* Instruction
Quote every line of the material beneath this one.

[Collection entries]
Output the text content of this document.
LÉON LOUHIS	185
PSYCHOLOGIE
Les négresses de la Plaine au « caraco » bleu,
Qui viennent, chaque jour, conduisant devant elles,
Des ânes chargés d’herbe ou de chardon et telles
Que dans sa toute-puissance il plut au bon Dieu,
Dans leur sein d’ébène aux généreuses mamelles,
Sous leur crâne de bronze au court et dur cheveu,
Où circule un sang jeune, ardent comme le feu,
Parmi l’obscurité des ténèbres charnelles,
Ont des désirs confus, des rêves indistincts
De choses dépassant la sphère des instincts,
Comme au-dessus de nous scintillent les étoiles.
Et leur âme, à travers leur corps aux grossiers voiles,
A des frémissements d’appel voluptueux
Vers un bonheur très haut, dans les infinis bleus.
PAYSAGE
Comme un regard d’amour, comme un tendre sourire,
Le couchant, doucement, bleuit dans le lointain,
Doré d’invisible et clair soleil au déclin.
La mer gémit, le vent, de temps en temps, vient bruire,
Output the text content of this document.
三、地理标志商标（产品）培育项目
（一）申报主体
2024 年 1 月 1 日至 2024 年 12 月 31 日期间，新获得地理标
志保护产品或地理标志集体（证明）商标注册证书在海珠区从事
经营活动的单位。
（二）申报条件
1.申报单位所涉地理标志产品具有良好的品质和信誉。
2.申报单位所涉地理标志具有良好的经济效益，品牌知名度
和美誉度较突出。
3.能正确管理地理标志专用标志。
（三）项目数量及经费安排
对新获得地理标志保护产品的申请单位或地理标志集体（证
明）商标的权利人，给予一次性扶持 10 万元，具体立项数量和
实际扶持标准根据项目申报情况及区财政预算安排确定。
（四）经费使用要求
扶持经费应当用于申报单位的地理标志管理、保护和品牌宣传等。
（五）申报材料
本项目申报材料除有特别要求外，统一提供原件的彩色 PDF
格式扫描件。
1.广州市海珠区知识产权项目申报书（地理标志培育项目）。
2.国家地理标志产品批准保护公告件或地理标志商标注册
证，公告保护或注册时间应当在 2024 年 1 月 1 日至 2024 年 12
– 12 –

* Expected answer
Output the text content of this document.
LÉON LOUHIS	185
PSYCHOLOGIE
Les négresses de la Plaine au « caraco » bleu,
Qui viennent, chaque jour, conduisant devant elles,
Des ânes chargés d’herbe ou de chardon et telles
Que dans sa toute-puissance il plut au bon Dieu,
Dans leur sein d’ébène aux généreuses mamelles,
Sous leur crâne de bronze au court et dur cheveu,
Où circule un sang jeune, ardent comme le feu,
Parmi l’obscurité des ténèbres charnelles,
Ont des désirs confus, des rêves indistincts
De choses dépassant la sphère des instincts,
Comme au-dessus de nous scintillent les étoiles.
Et leur âme, à travers leur corps aux grossiers voiles,
A des frémissements d’appel voluptueux
Vers un bonheur très haut, dans les infinis bleus.
PAYSAGE
Comme un regard d’amour, comme un tendre sourire,
Le couchant, doucement, bleuit dans le lointain,
Doré d’invisible et clair soleil au déclin.
La mer gémit, le vent, de temps en temps, vient bruire,
Output the text content of this document.
三、地理标志商标（产品）培育项目
（一）申报主体
2024 年 1 月 1 日至 2024 年 12 月 31 日期间，新获得地理标
志保护产品或地理标志集体（证明）商标注册证书在海珠区从事
经营活动的单位。
（二）申报条件
1.申报单位所涉地理标志产品具有良好的品质和信誉。
2.申报单位所涉地理标志具有良好的经济效益，品牌知名度
和美誉度较突出。
3.能正确管理地理标志专用标志。
（三）项目数量及经费安排
对新获得地理标志保护产品的申请单位或地理标志集体（证
明）商标的权利人，给予一次性扶持 10 万元，具体立项数量和
实际扶持标准根据项目申报情况及区财政预算安排确定。
（四）经费使用要求
扶持经费应当用于申报单位的地理标志管理、保护和品牌宣传等。
（五）申报材料
本项目申报材料除有特别要求外，统一提供原件的彩色 PDF
格式扫描件。
1.广州市海珠区知识产权项目申报书（地理标志培育项目）。
2.国家地理标志产品批准保护公告件或地理标志商标注册
证，公告保护或注册时间应当在 2024 年 1 月 1 日至 2024 年 12
– 12 –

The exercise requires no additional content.